- _Data listing_:
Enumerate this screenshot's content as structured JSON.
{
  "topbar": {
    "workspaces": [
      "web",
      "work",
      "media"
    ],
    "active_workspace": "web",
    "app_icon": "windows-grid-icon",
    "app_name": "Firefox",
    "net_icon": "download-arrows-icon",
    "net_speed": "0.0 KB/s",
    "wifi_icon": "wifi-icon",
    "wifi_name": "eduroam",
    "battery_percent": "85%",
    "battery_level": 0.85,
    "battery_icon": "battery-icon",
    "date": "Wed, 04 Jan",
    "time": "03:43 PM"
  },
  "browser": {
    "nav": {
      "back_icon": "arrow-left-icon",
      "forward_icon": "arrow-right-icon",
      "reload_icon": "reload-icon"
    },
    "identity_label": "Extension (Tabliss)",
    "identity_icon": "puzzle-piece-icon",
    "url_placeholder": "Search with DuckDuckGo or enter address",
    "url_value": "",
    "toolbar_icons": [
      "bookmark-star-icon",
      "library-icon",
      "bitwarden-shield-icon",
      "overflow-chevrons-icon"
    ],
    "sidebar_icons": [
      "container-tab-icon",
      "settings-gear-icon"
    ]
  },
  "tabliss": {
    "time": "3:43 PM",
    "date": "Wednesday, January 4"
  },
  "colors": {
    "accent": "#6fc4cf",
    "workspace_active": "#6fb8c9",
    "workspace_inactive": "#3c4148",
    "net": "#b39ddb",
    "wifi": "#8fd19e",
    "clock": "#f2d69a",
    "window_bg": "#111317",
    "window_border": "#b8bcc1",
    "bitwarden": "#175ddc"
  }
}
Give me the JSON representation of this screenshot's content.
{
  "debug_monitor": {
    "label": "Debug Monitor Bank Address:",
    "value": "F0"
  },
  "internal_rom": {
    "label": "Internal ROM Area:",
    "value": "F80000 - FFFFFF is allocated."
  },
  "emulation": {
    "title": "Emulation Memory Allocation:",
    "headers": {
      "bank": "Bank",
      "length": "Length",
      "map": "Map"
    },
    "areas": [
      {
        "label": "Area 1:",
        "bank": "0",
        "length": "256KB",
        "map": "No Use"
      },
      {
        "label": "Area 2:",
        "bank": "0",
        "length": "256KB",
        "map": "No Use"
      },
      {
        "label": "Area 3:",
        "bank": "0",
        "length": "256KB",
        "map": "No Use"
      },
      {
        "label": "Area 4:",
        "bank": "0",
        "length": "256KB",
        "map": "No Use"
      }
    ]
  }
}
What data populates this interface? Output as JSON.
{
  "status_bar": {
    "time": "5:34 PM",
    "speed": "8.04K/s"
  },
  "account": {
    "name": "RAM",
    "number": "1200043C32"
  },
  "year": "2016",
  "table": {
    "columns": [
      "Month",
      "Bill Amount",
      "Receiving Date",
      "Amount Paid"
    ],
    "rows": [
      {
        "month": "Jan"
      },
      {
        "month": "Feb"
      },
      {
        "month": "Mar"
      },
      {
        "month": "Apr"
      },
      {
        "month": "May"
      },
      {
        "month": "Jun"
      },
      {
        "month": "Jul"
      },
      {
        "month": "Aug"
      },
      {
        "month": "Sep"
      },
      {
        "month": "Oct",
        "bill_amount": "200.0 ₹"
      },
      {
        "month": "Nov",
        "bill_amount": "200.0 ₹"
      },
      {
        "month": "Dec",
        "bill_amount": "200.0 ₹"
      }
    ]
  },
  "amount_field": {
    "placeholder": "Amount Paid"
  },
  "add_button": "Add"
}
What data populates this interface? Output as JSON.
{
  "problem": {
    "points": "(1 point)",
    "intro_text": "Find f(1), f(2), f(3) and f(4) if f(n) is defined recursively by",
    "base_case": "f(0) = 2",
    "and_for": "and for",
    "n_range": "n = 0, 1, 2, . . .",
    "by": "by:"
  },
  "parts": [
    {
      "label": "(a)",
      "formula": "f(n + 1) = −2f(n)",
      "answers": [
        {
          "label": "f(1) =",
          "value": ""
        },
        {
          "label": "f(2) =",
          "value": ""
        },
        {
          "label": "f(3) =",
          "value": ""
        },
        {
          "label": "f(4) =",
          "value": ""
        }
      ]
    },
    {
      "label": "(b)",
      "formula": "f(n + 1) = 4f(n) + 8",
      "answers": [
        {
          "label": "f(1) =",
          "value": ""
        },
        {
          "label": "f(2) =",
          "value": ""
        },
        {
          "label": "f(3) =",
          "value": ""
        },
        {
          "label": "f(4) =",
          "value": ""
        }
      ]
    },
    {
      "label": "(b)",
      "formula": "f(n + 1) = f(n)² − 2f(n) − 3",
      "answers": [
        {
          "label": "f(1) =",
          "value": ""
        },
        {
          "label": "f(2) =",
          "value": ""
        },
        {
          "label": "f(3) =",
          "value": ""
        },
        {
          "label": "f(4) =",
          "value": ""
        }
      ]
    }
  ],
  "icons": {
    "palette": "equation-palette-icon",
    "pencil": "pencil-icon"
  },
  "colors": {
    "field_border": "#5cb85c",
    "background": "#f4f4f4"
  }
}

- _Exercise aim_: Each line above that holds the string "Paid" should be copied and shown.

- _Task result_:
      "Amount Paid"
    "placeholder": "Amount Paid"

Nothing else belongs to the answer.